--- Task ---
Set down the data below without change, skipping the pictures it holds.

****************

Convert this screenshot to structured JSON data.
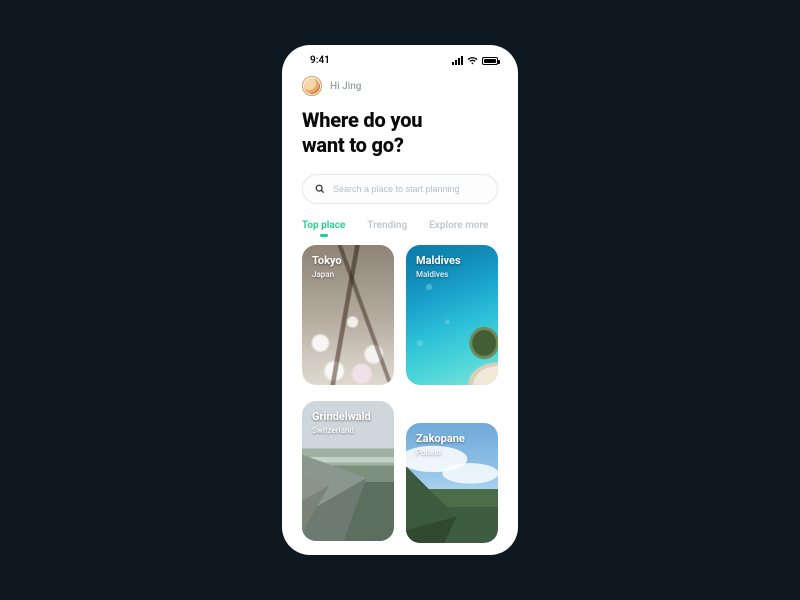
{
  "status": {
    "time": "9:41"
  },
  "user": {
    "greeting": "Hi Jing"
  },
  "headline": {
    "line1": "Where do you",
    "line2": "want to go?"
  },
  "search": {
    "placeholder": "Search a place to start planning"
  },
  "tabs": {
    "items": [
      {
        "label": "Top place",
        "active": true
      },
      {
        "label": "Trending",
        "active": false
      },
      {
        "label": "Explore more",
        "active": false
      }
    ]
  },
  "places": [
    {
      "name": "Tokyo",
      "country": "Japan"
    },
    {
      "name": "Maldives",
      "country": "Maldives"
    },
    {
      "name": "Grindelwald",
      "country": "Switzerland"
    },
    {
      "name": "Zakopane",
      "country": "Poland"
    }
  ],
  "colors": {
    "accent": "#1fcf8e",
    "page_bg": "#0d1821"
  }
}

****************

--- Output for this exercise ---
Convert this screenshot to structured JSON data.
{
  "status": {
    "time": "9:41"
  },
  "user": {
    "greeting": "Hi Jing"
  },
  "headline": {
    "line1": "Where do you",
    "line2": "want to go?"
  },
  "search": {
    "placeholder": "Search a place to start planning"
  },
  "tabs": {
    "items": [
      {
        "label": "Top place",
        "active": true
      },
      {
        "label": "Trending",
        "active": false
      },
      {
        "label": "Explore more",
        "active": false
      }
    ]
  },
  "places": [
    {
      "name": "Tokyo",
      "country": "Japan"
    },
    {
      "name": "Maldives",
      "country": "Maldives"
    },
    {
      "name": "Grindelwald",
      "country": "Switzerland"
    },
    {
      "name": "Zakopane",
      "country": "Poland"
    }
  ],
  "colors": {
    "accent": "#1fcf8e",
    "page_bg": "#0d1821"
  }
}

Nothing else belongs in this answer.